> Description of the task:
Copy everything in the listing below word for word, apart from any images.

#####

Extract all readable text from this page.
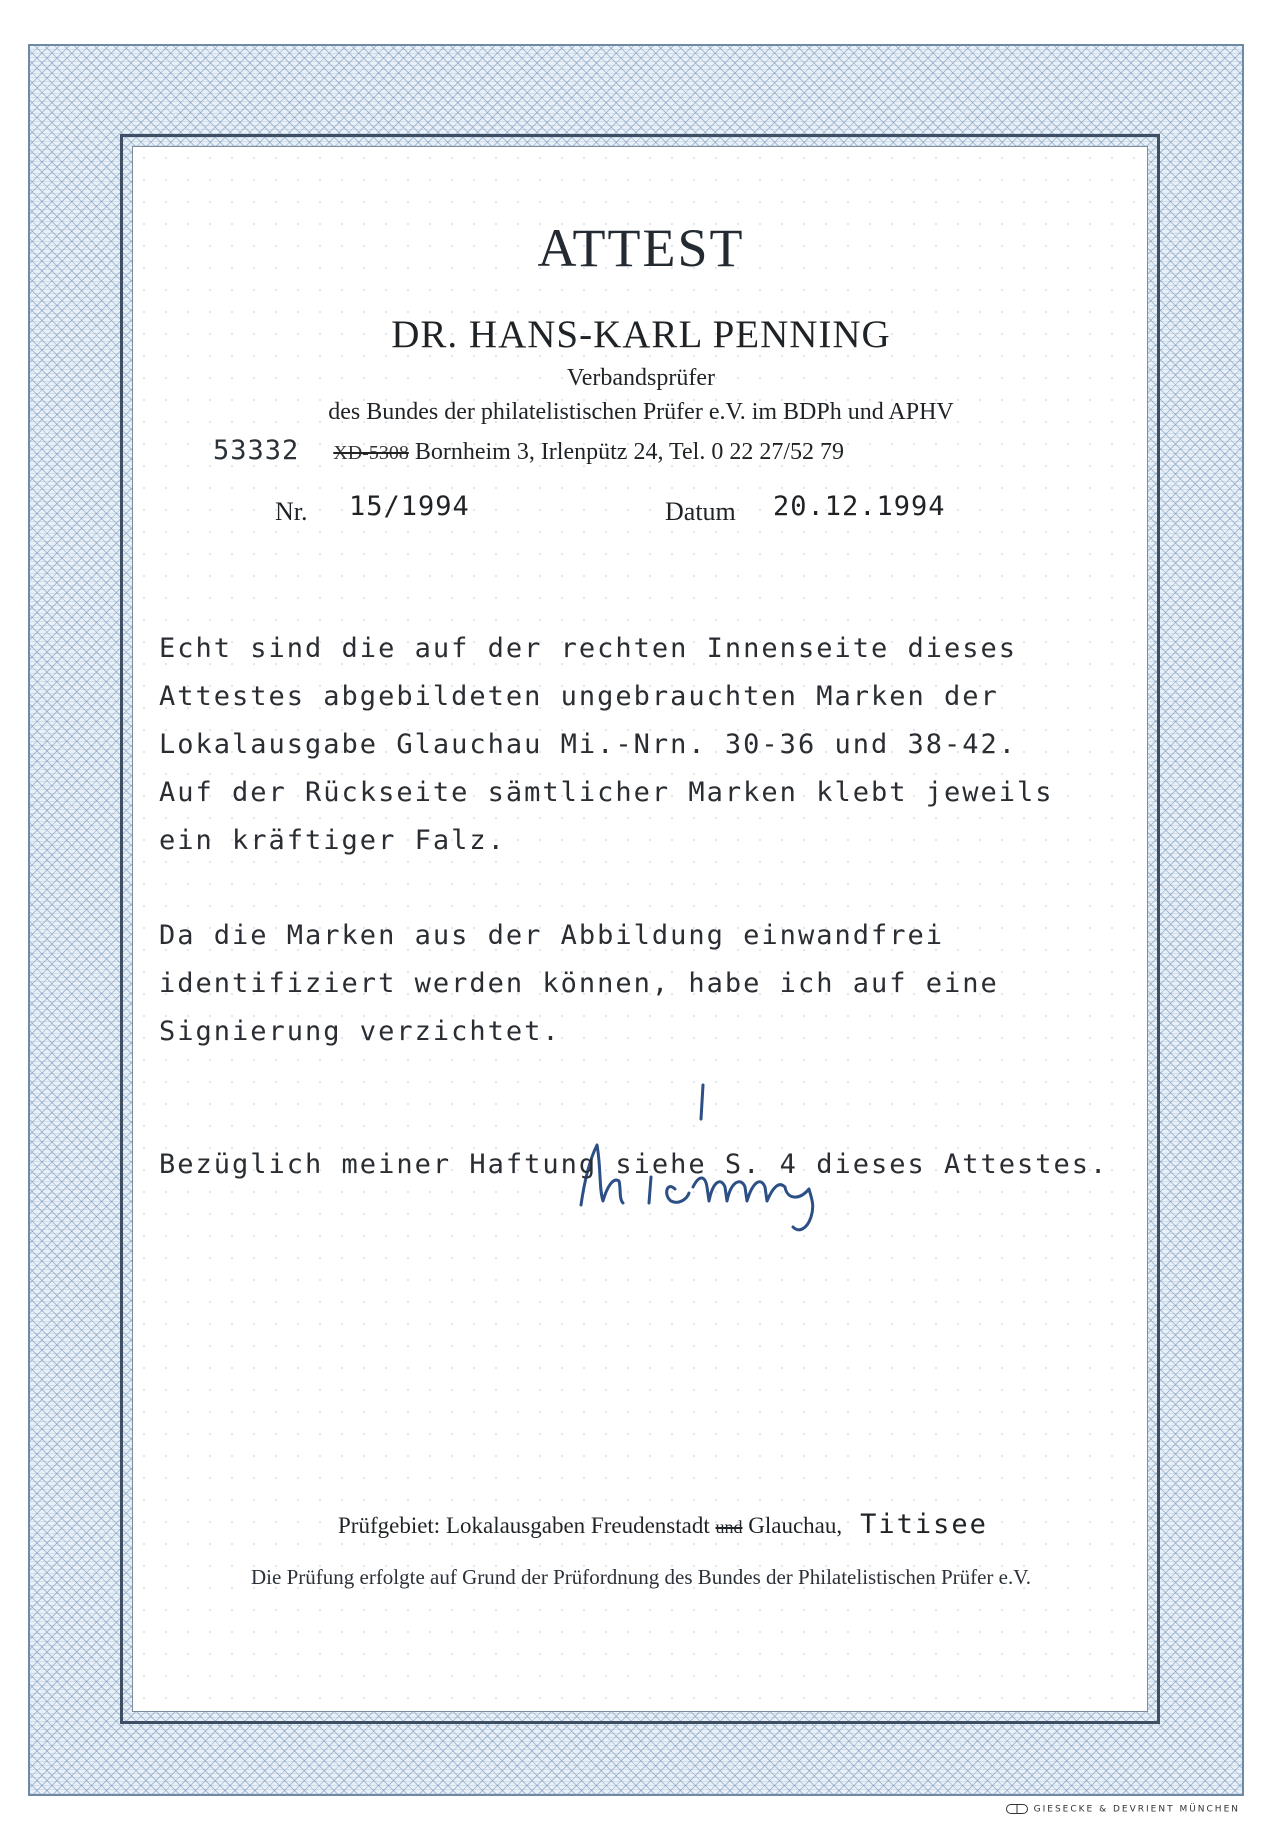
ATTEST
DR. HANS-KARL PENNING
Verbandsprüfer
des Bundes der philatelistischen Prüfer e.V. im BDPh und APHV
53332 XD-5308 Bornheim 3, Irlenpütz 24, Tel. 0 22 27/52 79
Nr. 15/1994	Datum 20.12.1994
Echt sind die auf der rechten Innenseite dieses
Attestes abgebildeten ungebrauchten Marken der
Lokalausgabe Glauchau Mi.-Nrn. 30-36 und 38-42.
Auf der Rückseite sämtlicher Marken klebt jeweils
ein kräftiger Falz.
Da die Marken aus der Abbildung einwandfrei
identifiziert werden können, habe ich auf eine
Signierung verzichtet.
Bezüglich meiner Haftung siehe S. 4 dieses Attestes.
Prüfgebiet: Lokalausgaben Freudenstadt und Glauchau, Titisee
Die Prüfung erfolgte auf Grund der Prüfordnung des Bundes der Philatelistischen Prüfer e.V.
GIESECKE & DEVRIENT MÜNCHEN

#####

> Exercise answer:
Extract all readable text from this page.
ATTEST
DR. HANS-KARL PENNING
Verbandsprüfer
des Bundes der philatelistischen Prüfer e.V. im BDPh und APHV
53332 XD-5308 Bornheim 3, Irlenpütz 24, Tel. 0 22 27/52 79
Nr. 15/1994	Datum 20.12.1994
Echt sind die auf der rechten Innenseite dieses
Attestes abgebildeten ungebrauchten Marken der
Lokalausgabe Glauchau Mi.-Nrn. 30-36 und 38-42.
Auf der Rückseite sämtlicher Marken klebt jeweils
ein kräftiger Falz.
Da die Marken aus der Abbildung einwandfrei
identifiziert werden können, habe ich auf eine
Signierung verzichtet.
Bezüglich meiner Haftung siehe S. 4 dieses Attestes.
Prüfgebiet: Lokalausgaben Freudenstadt und Glauchau, Titisee
Die Prüfung erfolgte auf Grund der Prüfordnung des Bundes der Philatelistischen Prüfer e.V.
GIESECKE & DEVRIENT MÜNCHEN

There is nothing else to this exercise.